DOCUMENT |
---

The odds are quite good that Leona Drive will become pregnant. About 90 to 94 percent of breedings at the farm produce pregnancies, Hagen says.
"Ultrasound is our biggest friend," Hagen says.
Using ultrasound, along with a physical examination, a veterinarian can pinpoint the time a mare is most likely to get pregnant. Two weeks after breeding, the same procedure will reveal if she is pregnant. If not, Hagen can try again in another couple of weeks.
Gestation is about 340 days, and mares are often bred again about two weeks after giving birth.
This has been a good season at El Dorado. Through Monday afternoon, Hagen has delivered 41 babies this year without a single fatality to mother or baby.
"I'm not going to say anything, because I don't want to jinx it," Hagen says. "This is life and death out here. We usually lose about one or two a year. It never gets any easier. If it starts getting easy, I would quit."
Hagen, 50, delivered her first baby horse when she was 21, going off information she learned from a book and what she had gathered in an animal-reproduction course at Colorado State University.
"I've always had good instincts with animals," she says. "I had another lady with me on the first delivery, but she didn't know anything and was a nervous wreck. I would have been better off myself."

---

EXCERPTED DATA |
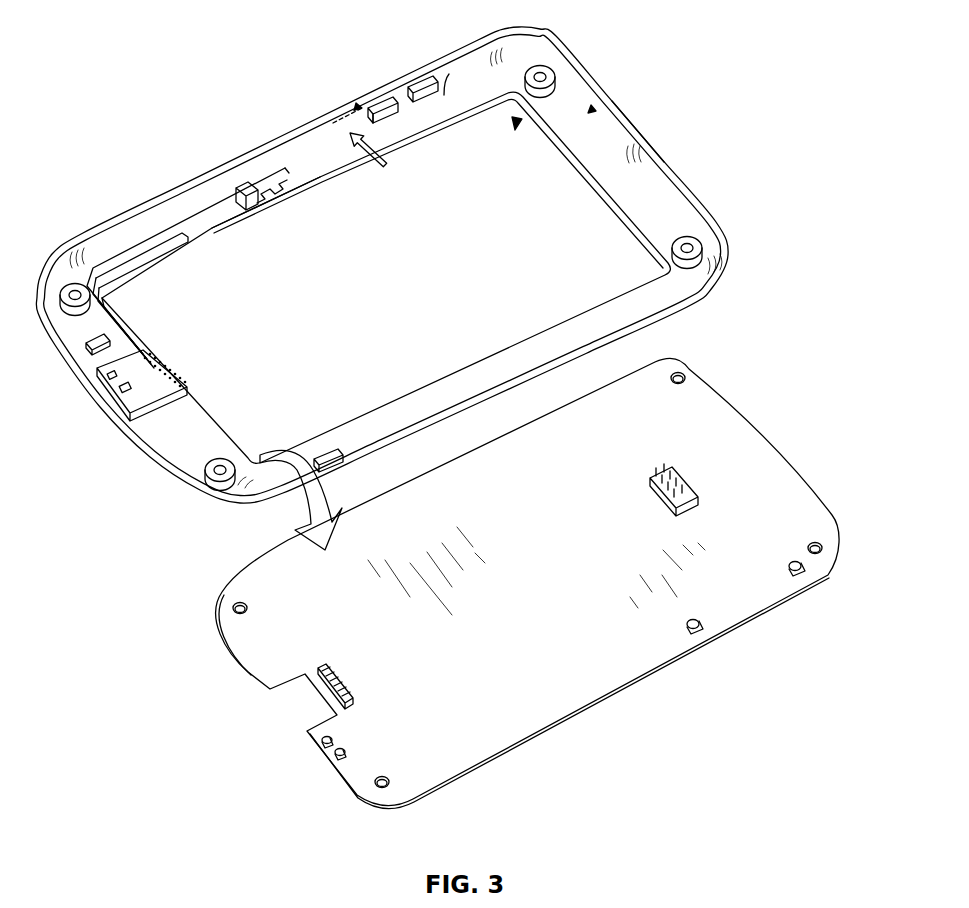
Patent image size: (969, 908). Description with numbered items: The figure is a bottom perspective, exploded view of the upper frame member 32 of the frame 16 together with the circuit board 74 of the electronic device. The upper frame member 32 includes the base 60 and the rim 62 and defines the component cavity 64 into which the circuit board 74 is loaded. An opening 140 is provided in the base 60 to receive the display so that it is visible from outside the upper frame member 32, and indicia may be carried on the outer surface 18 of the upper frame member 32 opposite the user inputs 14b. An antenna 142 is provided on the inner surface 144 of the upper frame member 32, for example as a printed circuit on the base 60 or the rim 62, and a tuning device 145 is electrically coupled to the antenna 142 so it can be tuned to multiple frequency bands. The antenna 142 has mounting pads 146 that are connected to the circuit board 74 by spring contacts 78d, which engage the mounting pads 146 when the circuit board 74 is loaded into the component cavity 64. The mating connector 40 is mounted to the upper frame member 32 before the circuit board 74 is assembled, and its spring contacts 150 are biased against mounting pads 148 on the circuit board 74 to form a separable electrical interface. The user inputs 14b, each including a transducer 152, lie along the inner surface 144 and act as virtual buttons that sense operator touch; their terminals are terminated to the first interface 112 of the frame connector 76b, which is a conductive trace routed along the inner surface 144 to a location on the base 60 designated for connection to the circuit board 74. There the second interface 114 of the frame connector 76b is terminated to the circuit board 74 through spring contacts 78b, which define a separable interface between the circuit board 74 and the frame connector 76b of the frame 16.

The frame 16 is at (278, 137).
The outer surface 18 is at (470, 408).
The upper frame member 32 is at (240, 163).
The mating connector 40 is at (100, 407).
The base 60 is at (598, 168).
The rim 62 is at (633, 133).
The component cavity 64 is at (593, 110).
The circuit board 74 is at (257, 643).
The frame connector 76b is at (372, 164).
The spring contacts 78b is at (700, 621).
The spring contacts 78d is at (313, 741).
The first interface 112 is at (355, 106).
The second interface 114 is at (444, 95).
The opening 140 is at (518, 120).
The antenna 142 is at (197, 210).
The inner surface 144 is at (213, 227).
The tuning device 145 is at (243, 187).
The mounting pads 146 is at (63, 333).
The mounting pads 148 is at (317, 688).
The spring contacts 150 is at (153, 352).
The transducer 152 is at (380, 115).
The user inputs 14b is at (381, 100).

---

COMPLETE THE FOLLOWING |
A. In the horse-breeding article, translate this sentence into Spanish: "Through Monday afternoon, Hagen has delivered 41 babies this year without a single fatality to mother or baby."
B. Write the next part of the horse-breeding article, picking up after its final sentence.

OUTPUTS |
A. Hasta el lunes por la tarde, Hagen ha traído al mundo 41 crías este año sin que muriera ni una sola madre ni una sola cría.

B.
That first delivery went just fine, but Hagen recalls some that haven't gone well. She can remember still-born horses having to be cut out of mares, and mares who have died. After thirty years of deliveries, she has seen almost everything, but a veterinarian is just five minutes away if she needs help.
It's her love of horses that keeps her smiling, even late into the breeding season when she hasn't had a long night's sleep in a few months.
"They're just like my kids, and I love every one of them," she says.
Her kids begin life rather large, weighing between 120 to 140 pounds at birth. They begin walking after about 40 minutes.
For the first four months, the babies will stay with their mothers, gain a few hundred pounds and enjoy ample room to roam.
Leaving their mothers can be traumatic for the weanlings, but being around the other weanlings helps soften the blow.
"Sometimes they will cry for their mother, but we move the mares away so the babies can't hear their mom cry back," Hagen says.
After leaving their mothers, the weanlings have a grand time playing and roaming together over about 12 to 15 acres on the farm, in groups of four to six.
"You should see them," Hagen says. "They really have a lot of fun out there together."
Their time is unstructured, but the young horses will receive a head-to-toe exam at least twice to make sure nothing is amiss.
Just watching the horses galloping and playing, Hagen says she can see the talented ones.
"You can just tell by looking," she says. "You notice the ones that get off all their feet when they gallop, and just their composition. You can just tell."
Regardless of when they were born, all weanlings become 1-year-olds on Jan. 1. They will continue to enjoy the easy life through the spring, when many of them will be prepared for late-summer yearling sales.
Those deemed not talented enough to race will be sold for other purposes, including dressage and hunter jumper competitions.
Those destined for the racetrack first must be broken, or taught how to carry a rider. Gone are the carefree days of spring because in the fall, school starts.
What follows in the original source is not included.